— Source records —
## start
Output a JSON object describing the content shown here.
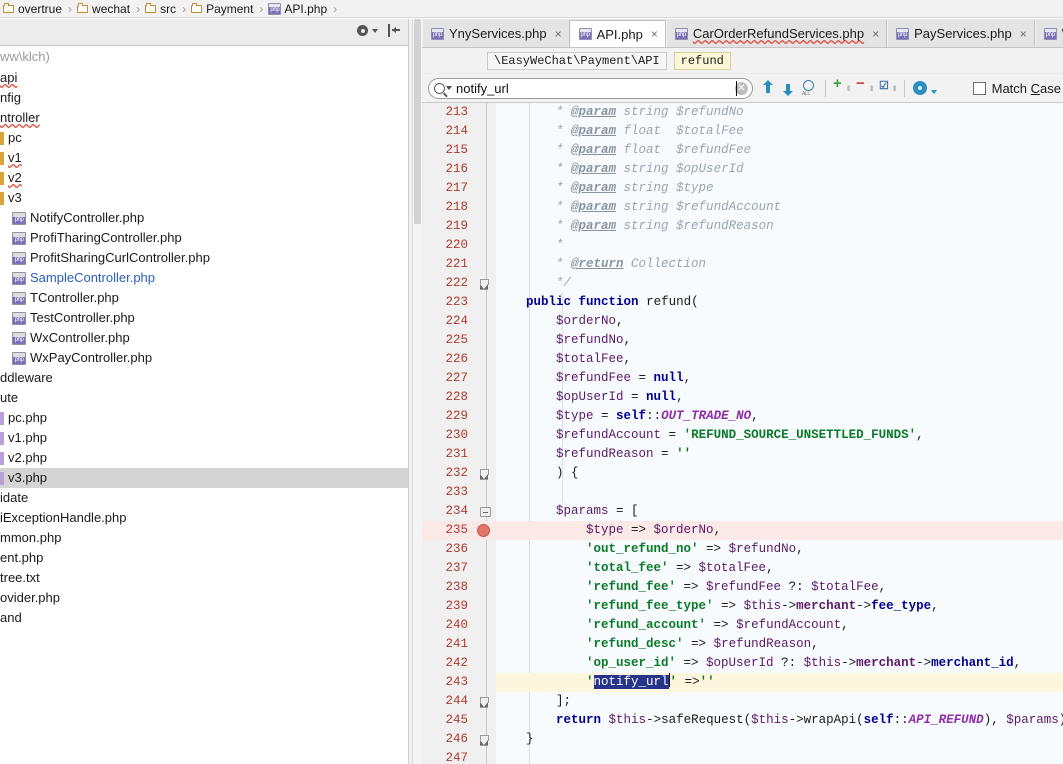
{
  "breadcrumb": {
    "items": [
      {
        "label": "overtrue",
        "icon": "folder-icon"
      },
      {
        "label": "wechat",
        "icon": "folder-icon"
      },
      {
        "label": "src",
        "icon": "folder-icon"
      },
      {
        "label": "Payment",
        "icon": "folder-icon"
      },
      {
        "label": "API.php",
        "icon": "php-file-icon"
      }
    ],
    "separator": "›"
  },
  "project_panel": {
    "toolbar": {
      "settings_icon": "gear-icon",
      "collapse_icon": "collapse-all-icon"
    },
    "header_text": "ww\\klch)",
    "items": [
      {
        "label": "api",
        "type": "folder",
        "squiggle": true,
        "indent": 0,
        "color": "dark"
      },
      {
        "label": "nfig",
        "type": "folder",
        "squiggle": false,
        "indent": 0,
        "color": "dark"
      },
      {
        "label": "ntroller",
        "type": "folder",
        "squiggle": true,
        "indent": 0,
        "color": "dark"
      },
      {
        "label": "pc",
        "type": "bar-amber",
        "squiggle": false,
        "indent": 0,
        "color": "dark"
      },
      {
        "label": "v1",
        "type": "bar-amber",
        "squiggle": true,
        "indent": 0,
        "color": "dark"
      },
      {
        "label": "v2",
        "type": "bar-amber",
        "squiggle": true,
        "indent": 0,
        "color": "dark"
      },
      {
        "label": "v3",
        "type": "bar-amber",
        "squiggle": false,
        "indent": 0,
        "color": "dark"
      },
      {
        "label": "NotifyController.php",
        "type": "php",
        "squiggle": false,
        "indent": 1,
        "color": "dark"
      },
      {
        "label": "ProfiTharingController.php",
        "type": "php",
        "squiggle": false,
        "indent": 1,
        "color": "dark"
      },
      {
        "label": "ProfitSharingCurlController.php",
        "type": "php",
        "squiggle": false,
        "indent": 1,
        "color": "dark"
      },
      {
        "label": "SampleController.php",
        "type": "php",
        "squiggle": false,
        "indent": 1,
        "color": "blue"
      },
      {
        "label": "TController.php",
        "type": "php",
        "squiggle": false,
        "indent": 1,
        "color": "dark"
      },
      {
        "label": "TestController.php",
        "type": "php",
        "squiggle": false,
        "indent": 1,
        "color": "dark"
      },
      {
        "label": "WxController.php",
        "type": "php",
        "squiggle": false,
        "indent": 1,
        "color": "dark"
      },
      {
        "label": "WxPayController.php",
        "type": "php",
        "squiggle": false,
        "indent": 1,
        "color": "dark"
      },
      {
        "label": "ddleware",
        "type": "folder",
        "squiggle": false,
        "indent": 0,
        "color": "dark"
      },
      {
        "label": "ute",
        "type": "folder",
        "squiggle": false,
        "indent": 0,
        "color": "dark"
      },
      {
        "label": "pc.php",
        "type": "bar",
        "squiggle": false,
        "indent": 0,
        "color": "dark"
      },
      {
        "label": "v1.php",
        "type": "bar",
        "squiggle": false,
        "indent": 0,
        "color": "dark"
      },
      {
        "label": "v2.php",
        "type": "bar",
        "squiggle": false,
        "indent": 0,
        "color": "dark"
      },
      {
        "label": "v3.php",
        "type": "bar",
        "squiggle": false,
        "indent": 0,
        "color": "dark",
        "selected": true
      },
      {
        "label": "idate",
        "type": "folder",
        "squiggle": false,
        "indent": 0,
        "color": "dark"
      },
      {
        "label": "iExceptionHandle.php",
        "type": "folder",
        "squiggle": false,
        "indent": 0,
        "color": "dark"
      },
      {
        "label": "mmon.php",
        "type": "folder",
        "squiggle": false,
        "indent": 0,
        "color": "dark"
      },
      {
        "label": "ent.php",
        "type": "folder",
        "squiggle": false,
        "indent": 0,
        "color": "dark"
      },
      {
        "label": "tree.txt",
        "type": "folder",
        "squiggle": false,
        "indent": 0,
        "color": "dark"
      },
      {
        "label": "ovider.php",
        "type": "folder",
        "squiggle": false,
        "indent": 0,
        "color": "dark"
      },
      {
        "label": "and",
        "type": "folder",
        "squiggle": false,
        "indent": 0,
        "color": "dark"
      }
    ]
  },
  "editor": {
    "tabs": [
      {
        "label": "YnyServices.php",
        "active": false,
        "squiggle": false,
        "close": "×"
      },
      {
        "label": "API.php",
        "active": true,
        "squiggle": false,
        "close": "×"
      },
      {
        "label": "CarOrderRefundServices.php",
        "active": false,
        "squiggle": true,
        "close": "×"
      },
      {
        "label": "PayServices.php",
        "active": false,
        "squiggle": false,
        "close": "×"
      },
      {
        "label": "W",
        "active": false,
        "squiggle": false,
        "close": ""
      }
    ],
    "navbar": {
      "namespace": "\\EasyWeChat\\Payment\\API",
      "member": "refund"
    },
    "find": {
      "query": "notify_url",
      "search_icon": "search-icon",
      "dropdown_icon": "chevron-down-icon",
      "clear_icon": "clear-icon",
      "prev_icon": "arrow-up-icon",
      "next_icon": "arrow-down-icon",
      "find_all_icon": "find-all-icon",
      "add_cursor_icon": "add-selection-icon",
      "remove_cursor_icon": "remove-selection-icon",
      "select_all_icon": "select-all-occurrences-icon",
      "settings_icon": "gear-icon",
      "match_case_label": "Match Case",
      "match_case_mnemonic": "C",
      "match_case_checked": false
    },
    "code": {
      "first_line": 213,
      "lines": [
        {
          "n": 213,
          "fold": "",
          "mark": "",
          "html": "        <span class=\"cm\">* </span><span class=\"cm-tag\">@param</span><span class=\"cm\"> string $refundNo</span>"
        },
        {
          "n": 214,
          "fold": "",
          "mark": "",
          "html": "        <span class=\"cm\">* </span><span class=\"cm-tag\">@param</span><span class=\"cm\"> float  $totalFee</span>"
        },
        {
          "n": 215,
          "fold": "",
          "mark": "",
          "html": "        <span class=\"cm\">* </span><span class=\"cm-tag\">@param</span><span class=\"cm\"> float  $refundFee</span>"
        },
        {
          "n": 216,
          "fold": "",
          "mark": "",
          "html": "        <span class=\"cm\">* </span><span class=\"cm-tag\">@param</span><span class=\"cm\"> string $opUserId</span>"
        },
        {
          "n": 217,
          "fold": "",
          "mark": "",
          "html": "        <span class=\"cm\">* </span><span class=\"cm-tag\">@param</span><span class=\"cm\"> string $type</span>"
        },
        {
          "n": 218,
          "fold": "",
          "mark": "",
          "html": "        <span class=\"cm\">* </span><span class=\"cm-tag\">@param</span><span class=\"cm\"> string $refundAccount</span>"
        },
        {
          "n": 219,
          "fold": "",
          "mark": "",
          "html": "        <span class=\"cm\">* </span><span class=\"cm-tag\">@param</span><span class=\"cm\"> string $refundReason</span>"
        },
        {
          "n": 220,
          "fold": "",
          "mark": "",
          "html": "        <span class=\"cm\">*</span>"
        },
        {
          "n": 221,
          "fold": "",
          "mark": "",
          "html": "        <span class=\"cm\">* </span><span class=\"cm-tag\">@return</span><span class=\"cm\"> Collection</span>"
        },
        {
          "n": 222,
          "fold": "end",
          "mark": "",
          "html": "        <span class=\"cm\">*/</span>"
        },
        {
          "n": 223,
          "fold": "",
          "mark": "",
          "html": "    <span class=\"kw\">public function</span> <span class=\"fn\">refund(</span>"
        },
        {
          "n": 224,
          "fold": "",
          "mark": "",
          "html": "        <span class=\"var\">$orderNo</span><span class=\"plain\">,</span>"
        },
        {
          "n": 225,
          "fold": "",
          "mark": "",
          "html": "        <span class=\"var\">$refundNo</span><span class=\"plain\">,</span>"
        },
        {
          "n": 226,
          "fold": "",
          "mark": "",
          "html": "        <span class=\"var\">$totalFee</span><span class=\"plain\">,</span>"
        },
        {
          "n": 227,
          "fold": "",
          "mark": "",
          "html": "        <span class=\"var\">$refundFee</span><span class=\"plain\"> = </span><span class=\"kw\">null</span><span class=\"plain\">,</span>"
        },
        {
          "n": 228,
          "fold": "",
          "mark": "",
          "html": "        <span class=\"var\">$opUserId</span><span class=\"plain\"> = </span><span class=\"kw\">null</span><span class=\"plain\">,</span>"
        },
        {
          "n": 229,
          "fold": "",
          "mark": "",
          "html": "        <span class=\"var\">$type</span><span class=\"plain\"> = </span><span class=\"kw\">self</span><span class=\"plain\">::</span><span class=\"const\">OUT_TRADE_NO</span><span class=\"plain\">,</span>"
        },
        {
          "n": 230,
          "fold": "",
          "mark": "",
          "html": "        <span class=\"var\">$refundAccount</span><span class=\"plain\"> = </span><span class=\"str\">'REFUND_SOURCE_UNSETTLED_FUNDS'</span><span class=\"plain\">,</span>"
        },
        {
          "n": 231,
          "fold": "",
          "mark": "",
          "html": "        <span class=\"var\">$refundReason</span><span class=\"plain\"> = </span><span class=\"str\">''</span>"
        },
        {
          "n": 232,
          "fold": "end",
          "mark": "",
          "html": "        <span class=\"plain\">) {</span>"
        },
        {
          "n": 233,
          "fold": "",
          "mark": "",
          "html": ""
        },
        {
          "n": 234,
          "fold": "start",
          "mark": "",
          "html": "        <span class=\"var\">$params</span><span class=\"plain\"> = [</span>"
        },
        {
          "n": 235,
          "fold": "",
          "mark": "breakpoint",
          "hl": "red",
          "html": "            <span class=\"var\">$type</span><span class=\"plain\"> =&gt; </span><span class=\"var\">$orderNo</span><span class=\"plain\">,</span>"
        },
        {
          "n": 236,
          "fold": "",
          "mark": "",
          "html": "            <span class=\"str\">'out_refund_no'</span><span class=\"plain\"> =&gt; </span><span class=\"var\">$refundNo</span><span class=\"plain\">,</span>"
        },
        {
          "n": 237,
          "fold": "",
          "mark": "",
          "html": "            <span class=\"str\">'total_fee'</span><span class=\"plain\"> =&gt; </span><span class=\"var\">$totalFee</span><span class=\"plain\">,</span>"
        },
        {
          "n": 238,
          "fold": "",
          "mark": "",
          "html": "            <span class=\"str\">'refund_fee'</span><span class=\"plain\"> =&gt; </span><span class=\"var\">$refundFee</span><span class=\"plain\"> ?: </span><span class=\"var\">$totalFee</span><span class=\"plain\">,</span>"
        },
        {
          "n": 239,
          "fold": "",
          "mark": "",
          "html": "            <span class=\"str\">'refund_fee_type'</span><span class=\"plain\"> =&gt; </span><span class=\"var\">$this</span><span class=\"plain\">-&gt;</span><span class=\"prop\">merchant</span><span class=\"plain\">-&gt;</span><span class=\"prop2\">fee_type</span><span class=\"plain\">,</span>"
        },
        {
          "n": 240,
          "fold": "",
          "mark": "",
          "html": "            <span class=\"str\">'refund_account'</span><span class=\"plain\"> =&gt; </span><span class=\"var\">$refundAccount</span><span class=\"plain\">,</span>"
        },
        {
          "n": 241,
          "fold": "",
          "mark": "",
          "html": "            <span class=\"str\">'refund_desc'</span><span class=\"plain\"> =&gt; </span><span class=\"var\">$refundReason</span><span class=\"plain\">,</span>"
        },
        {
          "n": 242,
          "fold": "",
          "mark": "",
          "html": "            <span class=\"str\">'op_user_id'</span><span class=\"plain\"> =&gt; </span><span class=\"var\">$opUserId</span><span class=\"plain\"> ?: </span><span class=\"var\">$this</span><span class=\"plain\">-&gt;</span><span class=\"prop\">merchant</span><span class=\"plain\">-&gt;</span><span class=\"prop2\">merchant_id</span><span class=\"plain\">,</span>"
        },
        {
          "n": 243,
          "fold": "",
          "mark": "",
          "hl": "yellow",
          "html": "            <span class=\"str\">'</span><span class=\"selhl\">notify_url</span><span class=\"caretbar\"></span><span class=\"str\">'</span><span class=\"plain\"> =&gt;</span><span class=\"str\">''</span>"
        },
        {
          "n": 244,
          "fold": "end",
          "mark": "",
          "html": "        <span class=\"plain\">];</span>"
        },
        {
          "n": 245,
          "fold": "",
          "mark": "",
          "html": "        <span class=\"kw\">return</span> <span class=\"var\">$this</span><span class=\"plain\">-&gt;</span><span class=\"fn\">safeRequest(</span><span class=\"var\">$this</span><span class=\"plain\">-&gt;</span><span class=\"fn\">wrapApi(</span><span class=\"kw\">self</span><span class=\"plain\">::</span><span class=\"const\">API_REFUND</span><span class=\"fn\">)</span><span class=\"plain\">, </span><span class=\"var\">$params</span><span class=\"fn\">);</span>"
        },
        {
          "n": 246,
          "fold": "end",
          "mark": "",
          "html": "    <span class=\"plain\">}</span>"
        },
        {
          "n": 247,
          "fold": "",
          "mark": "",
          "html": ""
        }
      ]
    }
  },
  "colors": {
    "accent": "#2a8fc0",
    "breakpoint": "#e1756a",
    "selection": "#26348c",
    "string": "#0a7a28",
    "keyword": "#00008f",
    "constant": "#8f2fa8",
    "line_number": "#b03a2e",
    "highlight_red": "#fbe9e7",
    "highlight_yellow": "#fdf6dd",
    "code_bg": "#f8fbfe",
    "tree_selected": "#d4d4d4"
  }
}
## end
## start
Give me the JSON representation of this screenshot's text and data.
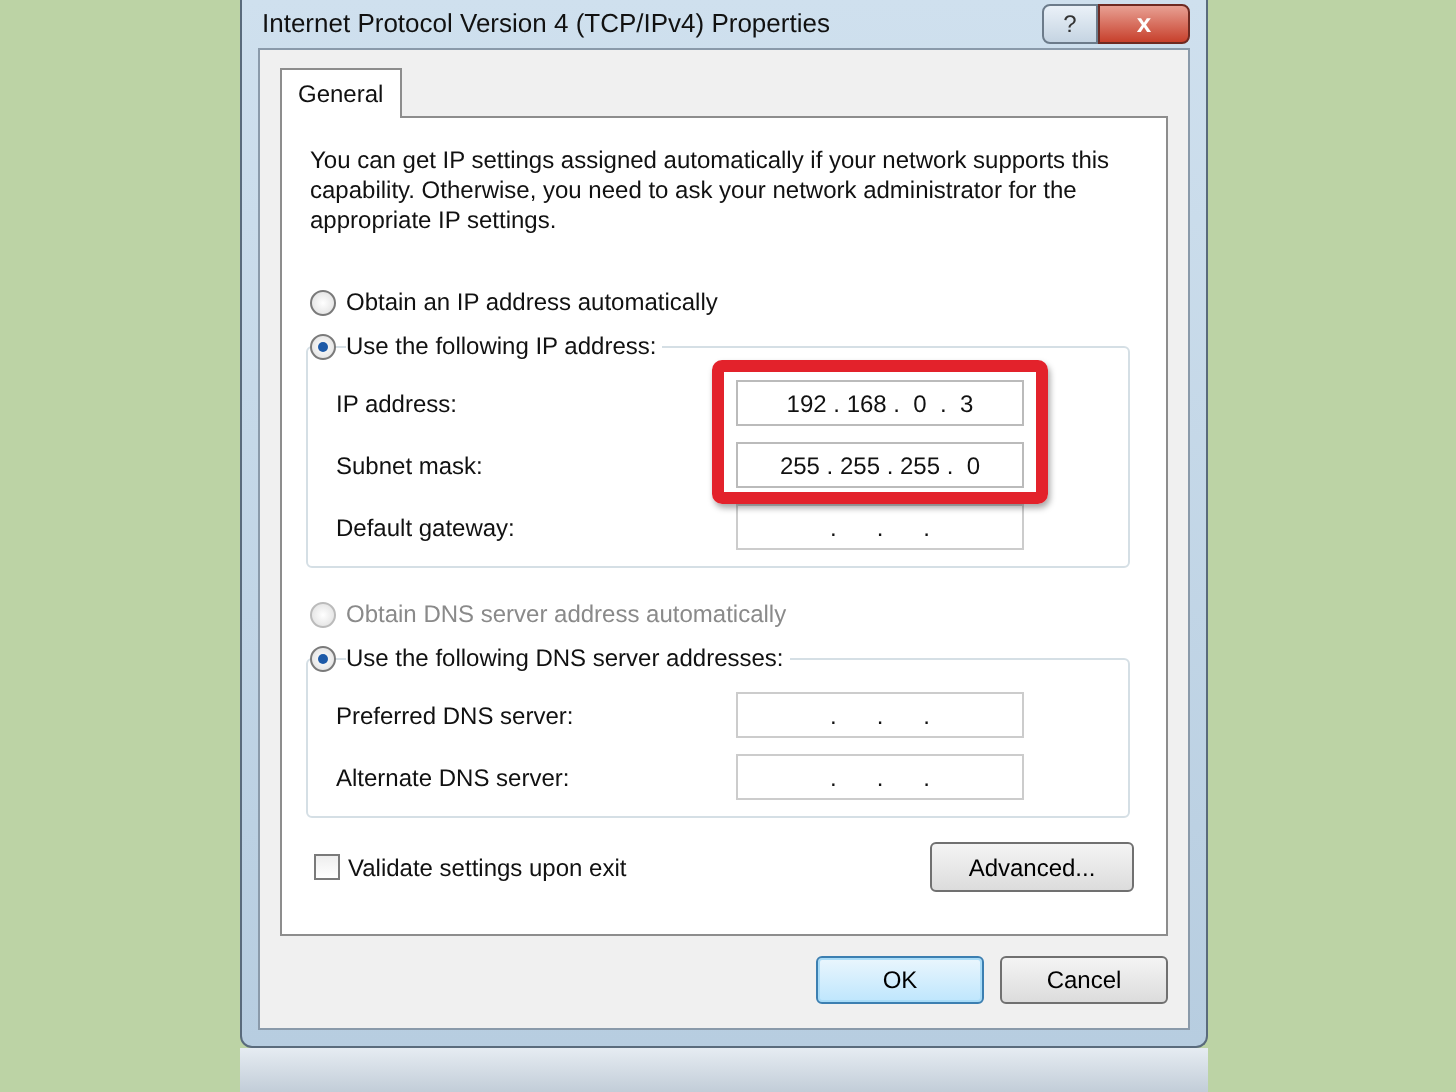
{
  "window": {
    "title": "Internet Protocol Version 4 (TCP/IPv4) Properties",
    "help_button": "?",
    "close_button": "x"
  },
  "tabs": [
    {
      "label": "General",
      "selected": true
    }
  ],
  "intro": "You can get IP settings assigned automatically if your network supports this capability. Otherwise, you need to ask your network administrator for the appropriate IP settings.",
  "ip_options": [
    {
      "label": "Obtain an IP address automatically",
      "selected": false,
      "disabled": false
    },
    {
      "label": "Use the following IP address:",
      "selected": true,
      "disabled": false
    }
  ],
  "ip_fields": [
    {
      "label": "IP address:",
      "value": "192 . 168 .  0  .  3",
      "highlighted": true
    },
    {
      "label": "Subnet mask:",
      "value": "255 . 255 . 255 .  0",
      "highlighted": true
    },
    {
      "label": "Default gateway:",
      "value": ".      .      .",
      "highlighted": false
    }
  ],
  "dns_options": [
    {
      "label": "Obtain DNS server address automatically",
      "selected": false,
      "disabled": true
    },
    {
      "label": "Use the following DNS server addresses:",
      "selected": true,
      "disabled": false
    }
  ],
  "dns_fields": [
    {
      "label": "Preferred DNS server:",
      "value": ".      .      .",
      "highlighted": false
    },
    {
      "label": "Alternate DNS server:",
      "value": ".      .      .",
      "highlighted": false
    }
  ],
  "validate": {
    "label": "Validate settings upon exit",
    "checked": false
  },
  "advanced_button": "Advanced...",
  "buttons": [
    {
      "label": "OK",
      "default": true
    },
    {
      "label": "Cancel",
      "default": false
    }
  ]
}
## end
— Description of the task —
Where a line above holds the string "breakpoint", show that line.

— The output —
          "mark": "breakpoint",
    "breakpoint": "#e1756a",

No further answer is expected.